**Problem to work on**
Please transcribe the data that follows without the pictures, keeping every word the same.

[Stored data]
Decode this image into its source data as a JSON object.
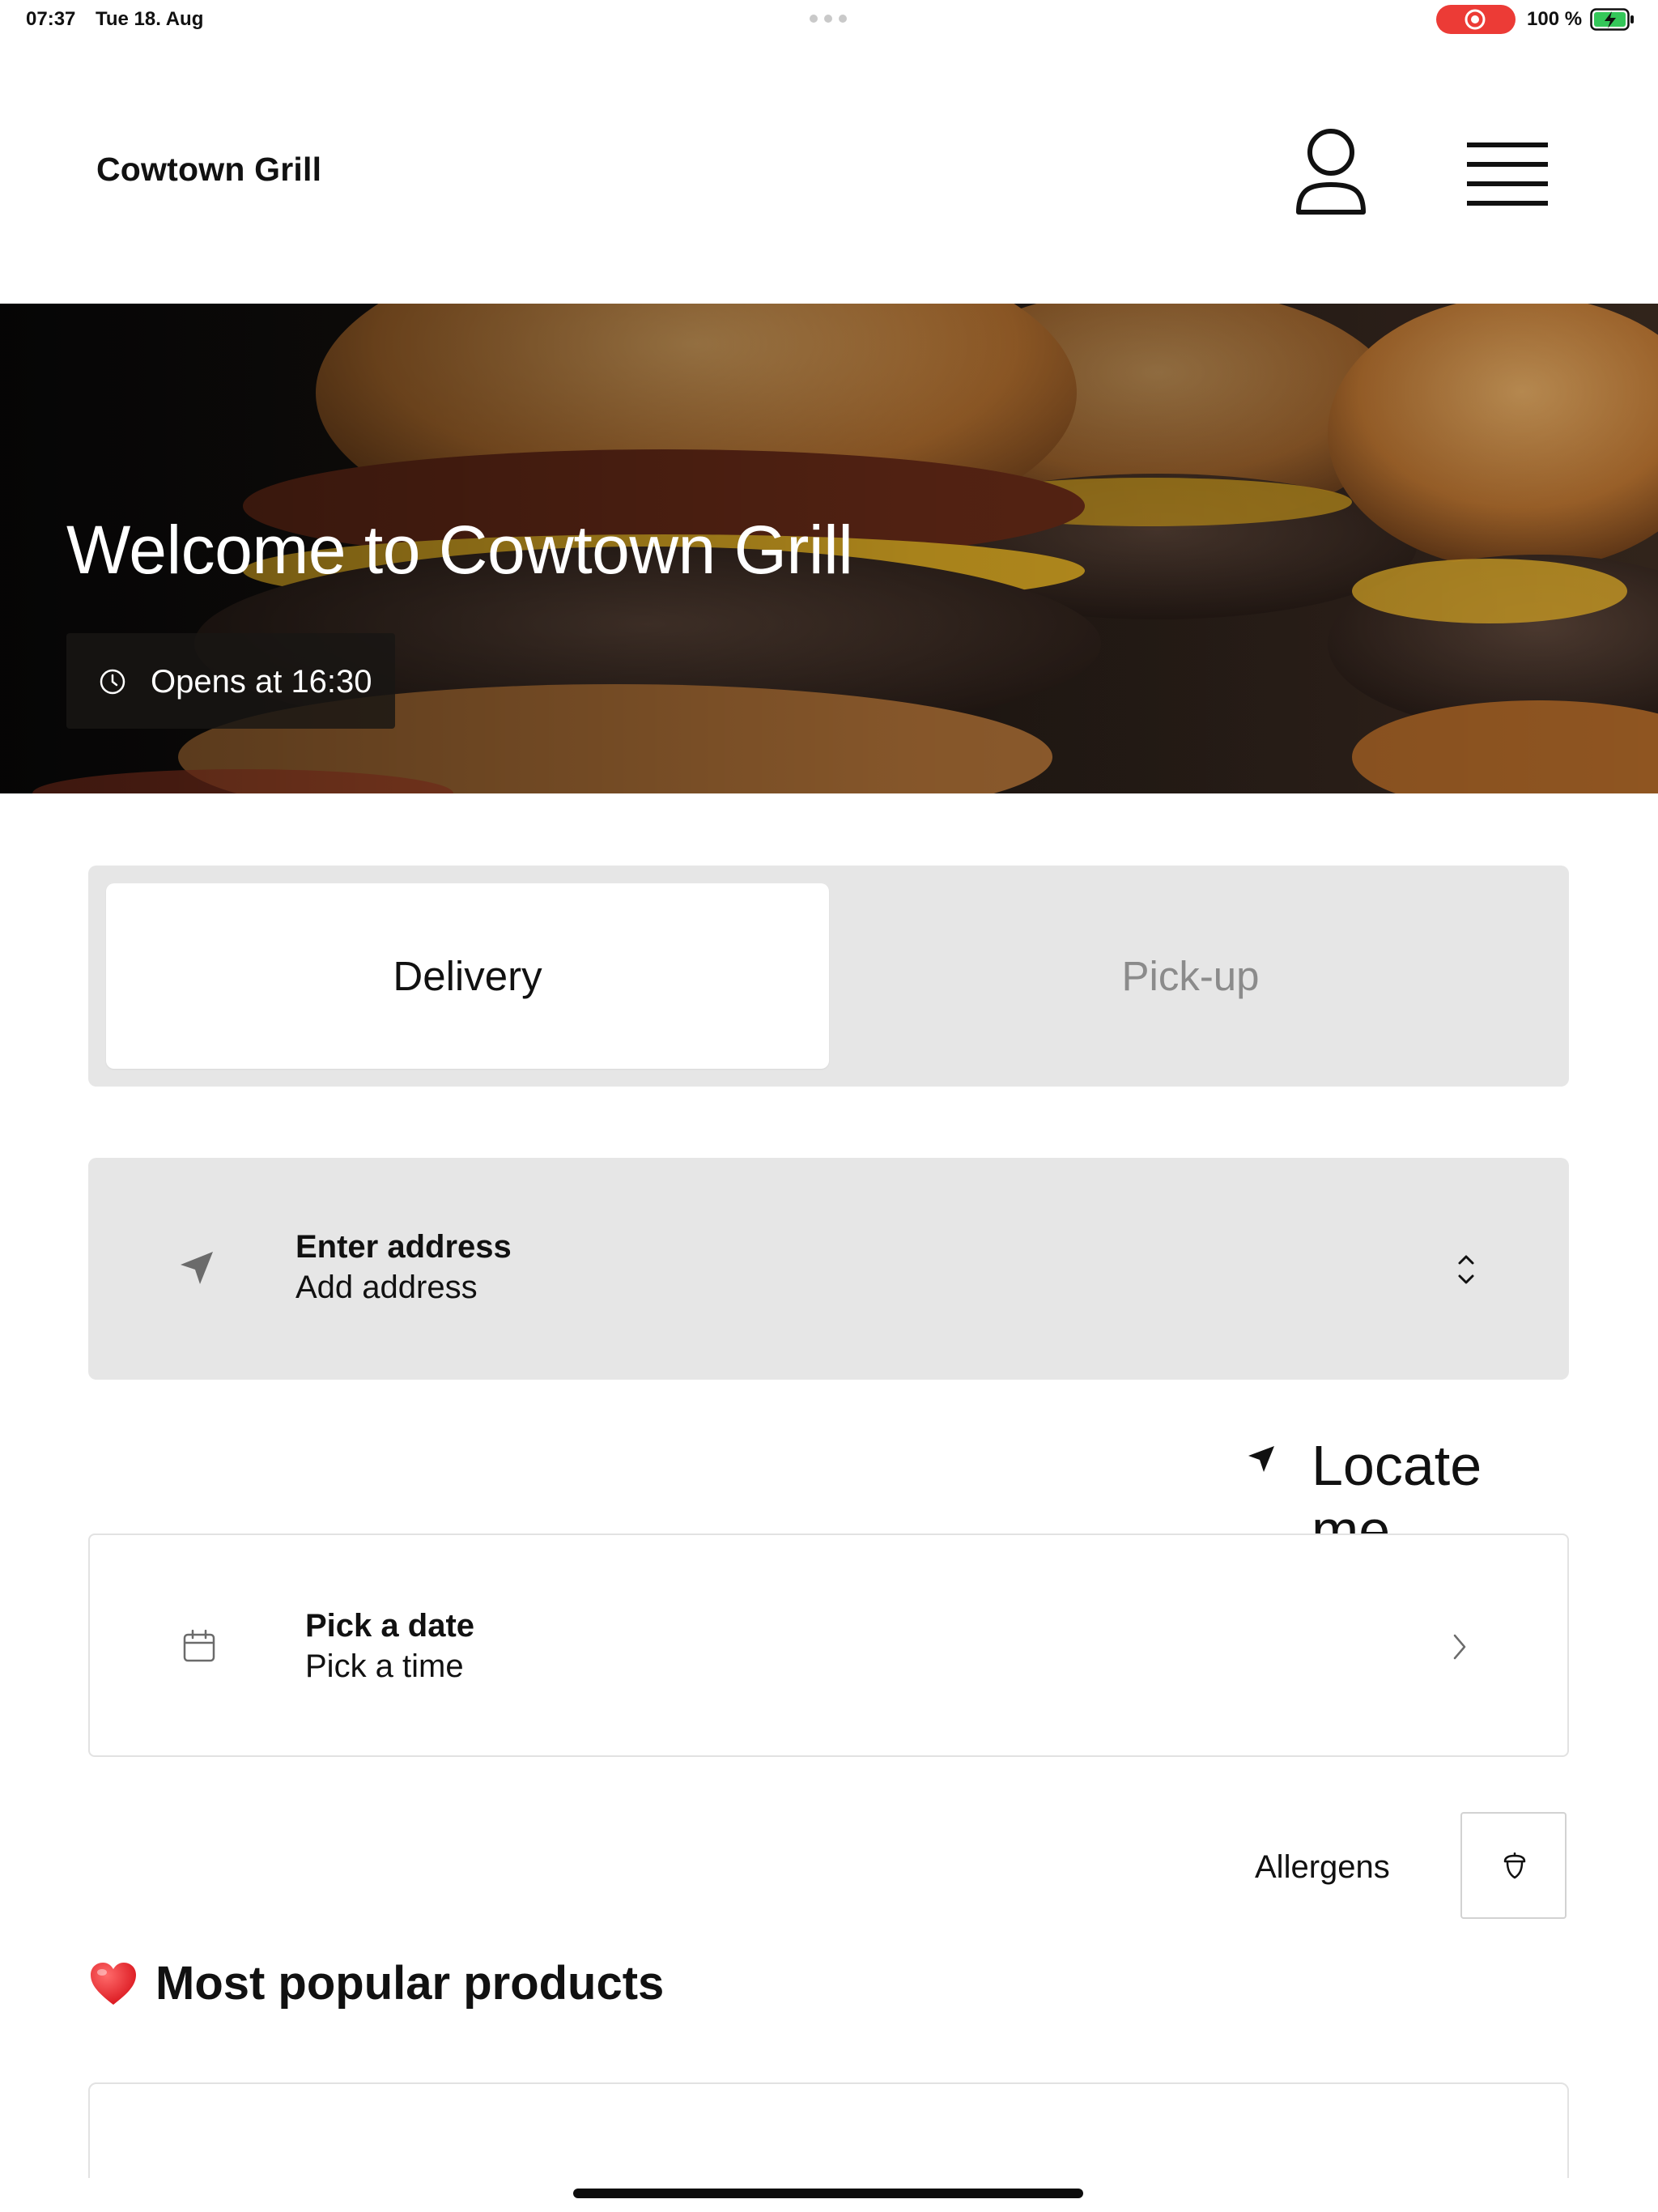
{
  "status_bar": {
    "time": "07:37",
    "date": "Tue 18. Aug",
    "battery": "100 %",
    "icons": [
      "screen-record-icon",
      "battery-charging-icon"
    ]
  },
  "header": {
    "brand": "Cowtown Grill",
    "icons": [
      "user-profile-icon",
      "hamburger-menu-icon"
    ]
  },
  "hero": {
    "title": "Welcome to Cowtown Grill",
    "opening": "Opens at 16:30",
    "icon": "clock-icon"
  },
  "order_mode": {
    "selected": "Delivery",
    "options": [
      "Delivery",
      "Pick-up"
    ]
  },
  "address": {
    "title": "Enter address",
    "subtitle": "Add address",
    "icons": [
      "location-arrow-icon",
      "up-down-chevron-icon"
    ]
  },
  "locate_me": {
    "label": "Locate me",
    "icon": "location-arrow-icon"
  },
  "schedule": {
    "title": "Pick a date",
    "subtitle": "Pick a time",
    "icons": [
      "calendar-icon",
      "chevron-right-icon"
    ]
  },
  "allergens": {
    "label": "Allergens",
    "icon": "acorn-allergen-icon"
  },
  "popular": {
    "emoji": "❤️",
    "title": "Most popular products"
  },
  "colors": {
    "accent_segment": "#e6e6e6",
    "inactive_text": "#8b8b8b",
    "record_red": "#ec3b36",
    "battery_green": "#34c759"
  }
}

**Result of this task**
Decode this image into its source data as a JSON object.
{
  "status_bar": {
    "time": "07:37",
    "date": "Tue 18. Aug",
    "battery": "100 %",
    "icons": [
      "screen-record-icon",
      "battery-charging-icon"
    ]
  },
  "header": {
    "brand": "Cowtown Grill",
    "icons": [
      "user-profile-icon",
      "hamburger-menu-icon"
    ]
  },
  "hero": {
    "title": "Welcome to Cowtown Grill",
    "opening": "Opens at 16:30",
    "icon": "clock-icon"
  },
  "order_mode": {
    "selected": "Delivery",
    "options": [
      "Delivery",
      "Pick-up"
    ]
  },
  "address": {
    "title": "Enter address",
    "subtitle": "Add address",
    "icons": [
      "location-arrow-icon",
      "up-down-chevron-icon"
    ]
  },
  "locate_me": {
    "label": "Locate me",
    "icon": "location-arrow-icon"
  },
  "schedule": {
    "title": "Pick a date",
    "subtitle": "Pick a time",
    "icons": [
      "calendar-icon",
      "chevron-right-icon"
    ]
  },
  "allergens": {
    "label": "Allergens",
    "icon": "acorn-allergen-icon"
  },
  "popular": {
    "emoji": "❤️",
    "title": "Most popular products"
  },
  "colors": {
    "accent_segment": "#e6e6e6",
    "inactive_text": "#8b8b8b",
    "record_red": "#ec3b36",
    "battery_green": "#34c759"
  }
}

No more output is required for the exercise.